**Instructions to follow:** All records below must be retyped exactly.

**Supplied records:**
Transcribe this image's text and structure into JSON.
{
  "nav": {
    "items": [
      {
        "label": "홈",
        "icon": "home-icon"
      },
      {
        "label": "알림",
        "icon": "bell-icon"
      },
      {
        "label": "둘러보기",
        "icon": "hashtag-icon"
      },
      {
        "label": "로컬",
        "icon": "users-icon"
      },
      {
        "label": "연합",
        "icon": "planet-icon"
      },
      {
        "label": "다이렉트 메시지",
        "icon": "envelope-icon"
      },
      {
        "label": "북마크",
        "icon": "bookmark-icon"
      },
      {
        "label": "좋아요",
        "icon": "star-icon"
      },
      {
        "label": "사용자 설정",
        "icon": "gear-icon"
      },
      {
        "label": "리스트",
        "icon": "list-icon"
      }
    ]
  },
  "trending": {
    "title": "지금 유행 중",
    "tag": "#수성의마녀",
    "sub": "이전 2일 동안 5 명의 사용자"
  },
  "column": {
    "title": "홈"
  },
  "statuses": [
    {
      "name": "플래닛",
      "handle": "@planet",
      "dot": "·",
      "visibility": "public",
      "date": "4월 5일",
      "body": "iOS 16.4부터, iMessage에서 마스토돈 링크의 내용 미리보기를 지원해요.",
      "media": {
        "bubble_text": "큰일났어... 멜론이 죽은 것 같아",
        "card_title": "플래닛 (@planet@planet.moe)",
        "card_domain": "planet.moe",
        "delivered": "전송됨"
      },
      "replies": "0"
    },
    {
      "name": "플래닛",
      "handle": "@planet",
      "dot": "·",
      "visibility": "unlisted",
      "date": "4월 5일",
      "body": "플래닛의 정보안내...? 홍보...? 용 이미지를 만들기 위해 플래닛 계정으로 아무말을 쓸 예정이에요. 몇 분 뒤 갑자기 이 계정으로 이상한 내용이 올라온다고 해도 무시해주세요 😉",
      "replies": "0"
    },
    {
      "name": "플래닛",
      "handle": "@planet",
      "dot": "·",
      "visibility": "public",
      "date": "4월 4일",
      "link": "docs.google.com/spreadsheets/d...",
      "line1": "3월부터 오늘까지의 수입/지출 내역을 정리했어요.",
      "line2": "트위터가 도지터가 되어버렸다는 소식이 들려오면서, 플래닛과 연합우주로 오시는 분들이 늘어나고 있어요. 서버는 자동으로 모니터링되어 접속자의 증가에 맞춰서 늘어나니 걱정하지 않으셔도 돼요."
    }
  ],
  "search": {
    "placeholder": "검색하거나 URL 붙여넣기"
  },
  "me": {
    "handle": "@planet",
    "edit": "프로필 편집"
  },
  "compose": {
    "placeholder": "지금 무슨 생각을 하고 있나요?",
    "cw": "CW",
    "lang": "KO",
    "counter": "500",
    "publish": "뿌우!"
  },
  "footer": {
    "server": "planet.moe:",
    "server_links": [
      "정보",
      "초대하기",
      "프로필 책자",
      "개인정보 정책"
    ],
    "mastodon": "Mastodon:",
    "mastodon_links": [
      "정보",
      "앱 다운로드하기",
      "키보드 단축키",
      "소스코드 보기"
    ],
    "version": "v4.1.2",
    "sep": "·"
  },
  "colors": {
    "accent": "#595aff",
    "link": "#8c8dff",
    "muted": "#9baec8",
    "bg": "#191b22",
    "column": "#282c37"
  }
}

**Reply:**
Transcribe this image's text and structure into JSON.
{
  "nav": {
    "items": [
      {
        "label": "홈",
        "icon": "home-icon"
      },
      {
        "label": "알림",
        "icon": "bell-icon"
      },
      {
        "label": "둘러보기",
        "icon": "hashtag-icon"
      },
      {
        "label": "로컬",
        "icon": "users-icon"
      },
      {
        "label": "연합",
        "icon": "planet-icon"
      },
      {
        "label": "다이렉트 메시지",
        "icon": "envelope-icon"
      },
      {
        "label": "북마크",
        "icon": "bookmark-icon"
      },
      {
        "label": "좋아요",
        "icon": "star-icon"
      },
      {
        "label": "사용자 설정",
        "icon": "gear-icon"
      },
      {
        "label": "리스트",
        "icon": "list-icon"
      }
    ]
  },
  "trending": {
    "title": "지금 유행 중",
    "tag": "#수성의마녀",
    "sub": "이전 2일 동안 5 명의 사용자"
  },
  "column": {
    "title": "홈"
  },
  "statuses": [
    {
      "name": "플래닛",
      "handle": "@planet",
      "dot": "·",
      "visibility": "public",
      "date": "4월 5일",
      "body": "iOS 16.4부터, iMessage에서 마스토돈 링크의 내용 미리보기를 지원해요.",
      "media": {
        "bubble_text": "큰일났어... 멜론이 죽은 것 같아",
        "card_title": "플래닛 (@planet@planet.moe)",
        "card_domain": "planet.moe",
        "delivered": "전송됨"
      },
      "replies": "0"
    },
    {
      "name": "플래닛",
      "handle": "@planet",
      "dot": "·",
      "visibility": "unlisted",
      "date": "4월 5일",
      "body": "플래닛의 정보안내...? 홍보...? 용 이미지를 만들기 위해 플래닛 계정으로 아무말을 쓸 예정이에요. 몇 분 뒤 갑자기 이 계정으로 이상한 내용이 올라온다고 해도 무시해주세요 😉",
      "replies": "0"
    },
    {
      "name": "플래닛",
      "handle": "@planet",
      "dot": "·",
      "visibility": "public",
      "date": "4월 4일",
      "link": "docs.google.com/spreadsheets/d...",
      "line1": "3월부터 오늘까지의 수입/지출 내역을 정리했어요.",
      "line2": "트위터가 도지터가 되어버렸다는 소식이 들려오면서, 플래닛과 연합우주로 오시는 분들이 늘어나고 있어요. 서버는 자동으로 모니터링되어 접속자의 증가에 맞춰서 늘어나니 걱정하지 않으셔도 돼요."
    }
  ],
  "search": {
    "placeholder": "검색하거나 URL 붙여넣기"
  },
  "me": {
    "handle": "@planet",
    "edit": "프로필 편집"
  },
  "compose": {
    "placeholder": "지금 무슨 생각을 하고 있나요?",
    "cw": "CW",
    "lang": "KO",
    "counter": "500",
    "publish": "뿌우!"
  },
  "footer": {
    "server": "planet.moe:",
    "server_links": [
      "정보",
      "초대하기",
      "프로필 책자",
      "개인정보 정책"
    ],
    "mastodon": "Mastodon:",
    "mastodon_links": [
      "정보",
      "앱 다운로드하기",
      "키보드 단축키",
      "소스코드 보기"
    ],
    "version": "v4.1.2",
    "sep": "·"
  },
  "colors": {
    "accent": "#595aff",
    "link": "#8c8dff",
    "muted": "#9baec8",
    "bg": "#191b22",
    "column": "#282c37"
  }
}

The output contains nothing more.